*WHAT NEEDS TO BE DONE:* Check each line of the material below for "Adobe". Report how many have it, with no other words.

*RECORDS TO USE:*
------------------------------------------------
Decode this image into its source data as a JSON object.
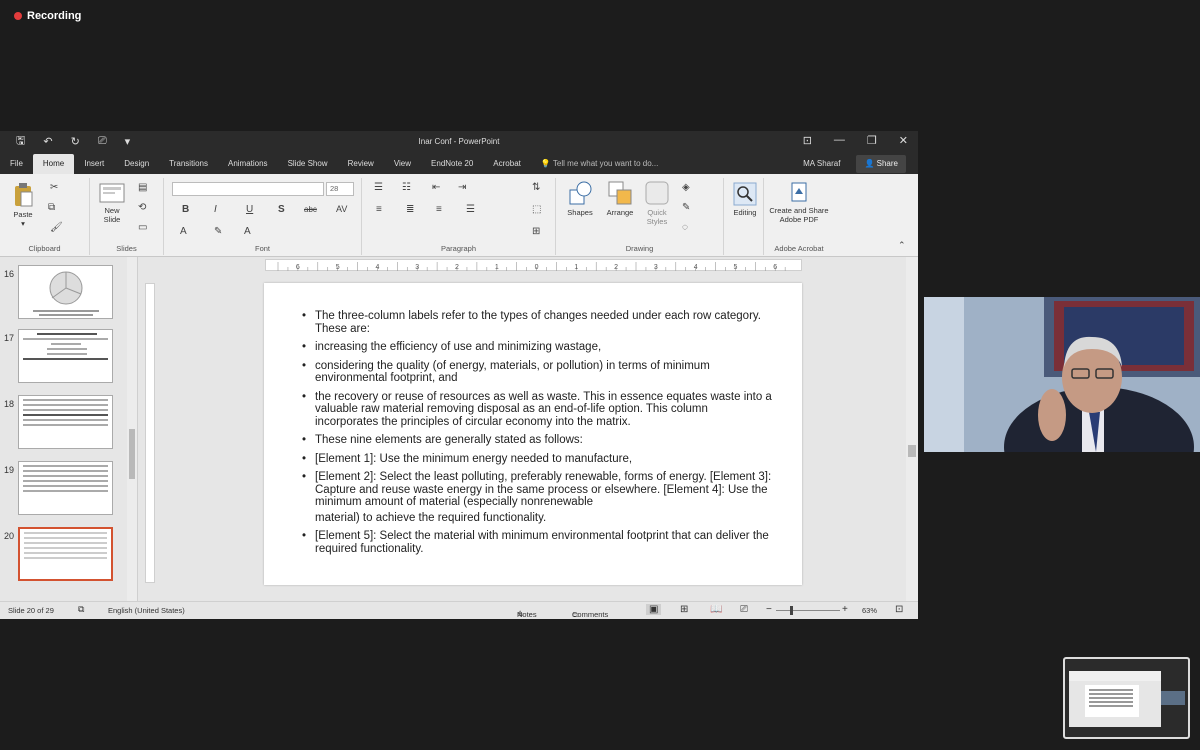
{
  "recording": {
    "label": "Recording",
    "color": "#e23c3c"
  },
  "window": {
    "title": "Inar Conf - PowerPoint",
    "qat_icons": [
      "save-icon",
      "undo-icon",
      "redo-icon",
      "presenter-icon",
      "customize-icon"
    ]
  },
  "tabs": {
    "items": [
      "File",
      "Home",
      "Insert",
      "Design",
      "Transitions",
      "Animations",
      "Slide Show",
      "Review",
      "View",
      "EndNote 20",
      "Acrobat"
    ],
    "active": "Home",
    "tell_me": "Tell me what you want to do...",
    "user": "MA Sharaf",
    "share": "Share"
  },
  "ribbon": {
    "clipboard": {
      "paste": "Paste",
      "label": "Clipboard"
    },
    "slides": {
      "new_slide": "New Slide",
      "label": "Slides"
    },
    "font": {
      "size": "28",
      "label": "Font",
      "buttons": [
        "B",
        "I",
        "U",
        "S",
        "abc",
        "AV"
      ]
    },
    "paragraph": {
      "label": "Paragraph"
    },
    "drawing": {
      "shapes": "Shapes",
      "arrange": "Arrange",
      "quick_styles": "Quick Styles",
      "label": "Drawing"
    },
    "editing": {
      "label": "Editing"
    },
    "acrobat": {
      "create_share": "Create and Share Adobe PDF",
      "label": "Adobe Acrobat"
    }
  },
  "thumbnails": [
    {
      "num": "16",
      "selected": false
    },
    {
      "num": "17",
      "selected": false
    },
    {
      "num": "18",
      "selected": false
    },
    {
      "num": "19",
      "selected": false
    },
    {
      "num": "20",
      "selected": true
    }
  ],
  "ruler": {
    "marks": [
      "6",
      "5",
      "4",
      "3",
      "2",
      "1",
      "0",
      "1",
      "2",
      "3",
      "4",
      "5",
      "6"
    ]
  },
  "slide": {
    "bullets": [
      {
        "text": "The three-column labels refer to the types of changes needed under each row category. These are:",
        "cont": false
      },
      {
        "text": "increasing the efficiency of use and minimizing wastage,",
        "cont": false
      },
      {
        "text": "considering the quality (of energy, materials, or pollution) in terms of minimum environmental footprint, and",
        "cont": false
      },
      {
        "text": "the recovery or reuse of resources as well as waste. This in essence equates waste into a valuable raw material removing disposal as an end-of-life option. This column incorporates the principles of circular economy into the matrix.",
        "cont": false
      },
      {
        "text": "These nine elements are generally stated as follows:",
        "cont": false
      },
      {
        "text": "[Element 1]: Use the minimum energy needed to manufacture,",
        "cont": false
      },
      {
        "text": "[Element 2]: Select the least polluting, preferably renewable, forms of energy. [Element 3]: Capture and reuse waste energy in the same process or elsewhere. [Element 4]: Use the minimum amount of material (especially nonrenewable",
        "cont": false
      },
      {
        "text": "material) to achieve the required functionality.",
        "cont": true
      },
      {
        "text": "[Element 5]: Select the material with minimum environmental footprint that can deliver the required functionality.",
        "cont": false
      }
    ]
  },
  "status": {
    "slide_of": "Slide 20 of 29",
    "language": "English (United States)",
    "notes": "Notes",
    "comments": "Comments",
    "zoom": "63%"
  }
}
------------------------------------------------
*SOLUTION FOR THIS EXERCISE:* 2